#### [Provided material]

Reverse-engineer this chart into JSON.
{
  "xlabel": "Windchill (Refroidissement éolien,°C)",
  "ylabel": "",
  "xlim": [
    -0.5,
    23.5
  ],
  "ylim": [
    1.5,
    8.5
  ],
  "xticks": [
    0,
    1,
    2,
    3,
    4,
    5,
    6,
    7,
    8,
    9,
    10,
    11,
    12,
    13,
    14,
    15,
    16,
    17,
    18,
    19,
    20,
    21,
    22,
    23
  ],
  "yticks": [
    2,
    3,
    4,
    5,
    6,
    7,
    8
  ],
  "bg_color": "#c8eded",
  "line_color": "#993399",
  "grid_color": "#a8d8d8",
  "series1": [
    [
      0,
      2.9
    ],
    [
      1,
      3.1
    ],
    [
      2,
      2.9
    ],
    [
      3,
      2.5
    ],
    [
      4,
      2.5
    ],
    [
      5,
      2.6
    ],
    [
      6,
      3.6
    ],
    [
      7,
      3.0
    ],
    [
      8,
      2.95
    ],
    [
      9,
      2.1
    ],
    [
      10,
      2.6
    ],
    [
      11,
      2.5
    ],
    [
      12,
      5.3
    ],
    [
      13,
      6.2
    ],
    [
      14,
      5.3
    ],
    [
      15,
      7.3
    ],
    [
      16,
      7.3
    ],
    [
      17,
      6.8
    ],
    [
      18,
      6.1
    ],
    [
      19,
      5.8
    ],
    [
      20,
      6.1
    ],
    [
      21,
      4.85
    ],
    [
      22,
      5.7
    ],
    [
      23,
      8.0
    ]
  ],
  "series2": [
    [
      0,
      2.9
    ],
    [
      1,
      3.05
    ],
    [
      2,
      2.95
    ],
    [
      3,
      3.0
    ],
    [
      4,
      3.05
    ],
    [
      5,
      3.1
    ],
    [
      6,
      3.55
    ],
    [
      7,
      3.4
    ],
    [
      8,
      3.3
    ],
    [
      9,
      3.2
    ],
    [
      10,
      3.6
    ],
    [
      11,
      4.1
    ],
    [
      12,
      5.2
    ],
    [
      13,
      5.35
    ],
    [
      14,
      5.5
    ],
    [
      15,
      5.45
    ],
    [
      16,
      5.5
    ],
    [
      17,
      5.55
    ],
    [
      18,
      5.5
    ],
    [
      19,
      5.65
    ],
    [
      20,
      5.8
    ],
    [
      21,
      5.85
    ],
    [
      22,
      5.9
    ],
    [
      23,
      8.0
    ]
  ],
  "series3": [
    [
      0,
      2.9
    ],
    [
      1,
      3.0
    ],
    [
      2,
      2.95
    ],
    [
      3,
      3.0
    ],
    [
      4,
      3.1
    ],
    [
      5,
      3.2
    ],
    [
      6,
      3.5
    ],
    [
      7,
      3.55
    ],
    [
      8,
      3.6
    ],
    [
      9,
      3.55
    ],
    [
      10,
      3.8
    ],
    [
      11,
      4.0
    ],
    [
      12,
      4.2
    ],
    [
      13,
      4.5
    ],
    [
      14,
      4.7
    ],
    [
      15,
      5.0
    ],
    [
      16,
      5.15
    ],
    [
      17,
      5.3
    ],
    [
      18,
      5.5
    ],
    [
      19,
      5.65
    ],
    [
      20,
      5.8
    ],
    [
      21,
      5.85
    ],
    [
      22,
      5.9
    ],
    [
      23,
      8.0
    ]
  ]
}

#### [Written problem]
Repeat the whole listing exactly, keeping every line intact.

#### [Right answer]
Reverse-engineer this chart into JSON.
{
  "xlabel": "Windchill (Refroidissement éolien,°C)",
  "ylabel": "",
  "xlim": [
    -0.5,
    23.5
  ],
  "ylim": [
    1.5,
    8.5
  ],
  "xticks": [
    0,
    1,
    2,
    3,
    4,
    5,
    6,
    7,
    8,
    9,
    10,
    11,
    12,
    13,
    14,
    15,
    16,
    17,
    18,
    19,
    20,
    21,
    22,
    23
  ],
  "yticks": [
    2,
    3,
    4,
    5,
    6,
    7,
    8
  ],
  "bg_color": "#c8eded",
  "line_color": "#993399",
  "grid_color": "#a8d8d8",
  "series1": [
    [
      0,
      2.9
    ],
    [
      1,
      3.1
    ],
    [
      2,
      2.9
    ],
    [
      3,
      2.5
    ],
    [
      4,
      2.5
    ],
    [
      5,
      2.6
    ],
    [
      6,
      3.6
    ],
    [
      7,
      3.0
    ],
    [
      8,
      2.95
    ],
    [
      9,
      2.1
    ],
    [
      10,
      2.6
    ],
    [
      11,
      2.5
    ],
    [
      12,
      5.3
    ],
    [
      13,
      6.2
    ],
    [
      14,
      5.3
    ],
    [
      15,
      7.3
    ],
    [
      16,
      7.3
    ],
    [
      17,
      6.8
    ],
    [
      18,
      6.1
    ],
    [
      19,
      5.8
    ],
    [
      20,
      6.1
    ],
    [
      21,
      4.85
    ],
    [
      22,
      5.7
    ],
    [
      23,
      8.0
    ]
  ],
  "series2": [
    [
      0,
      2.9
    ],
    [
      1,
      3.05
    ],
    [
      2,
      2.95
    ],
    [
      3,
      3.0
    ],
    [
      4,
      3.05
    ],
    [
      5,
      3.1
    ],
    [
      6,
      3.55
    ],
    [
      7,
      3.4
    ],
    [
      8,
      3.3
    ],
    [
      9,
      3.2
    ],
    [
      10,
      3.6
    ],
    [
      11,
      4.1
    ],
    [
      12,
      5.2
    ],
    [
      13,
      5.35
    ],
    [
      14,
      5.5
    ],
    [
      15,
      5.45
    ],
    [
      16,
      5.5
    ],
    [
      17,
      5.55
    ],
    [
      18,
      5.5
    ],
    [
      19,
      5.65
    ],
    [
      20,
      5.8
    ],
    [
      21,
      5.85
    ],
    [
      22,
      5.9
    ],
    [
      23,
      8.0
    ]
  ],
  "series3": [
    [
      0,
      2.9
    ],
    [
      1,
      3.0
    ],
    [
      2,
      2.95
    ],
    [
      3,
      3.0
    ],
    [
      4,
      3.1
    ],
    [
      5,
      3.2
    ],
    [
      6,
      3.5
    ],
    [
      7,
      3.55
    ],
    [
      8,
      3.6
    ],
    [
      9,
      3.55
    ],
    [
      10,
      3.8
    ],
    [
      11,
      4.0
    ],
    [
      12,
      4.2
    ],
    [
      13,
      4.5
    ],
    [
      14,
      4.7
    ],
    [
      15,
      5.0
    ],
    [
      16,
      5.15
    ],
    [
      17,
      5.3
    ],
    [
      18,
      5.5
    ],
    [
      19,
      5.65
    ],
    [
      20,
      5.8
    ],
    [
      21,
      5.85
    ],
    [
      22,
      5.9
    ],
    [
      23,
      8.0
    ]
  ]
}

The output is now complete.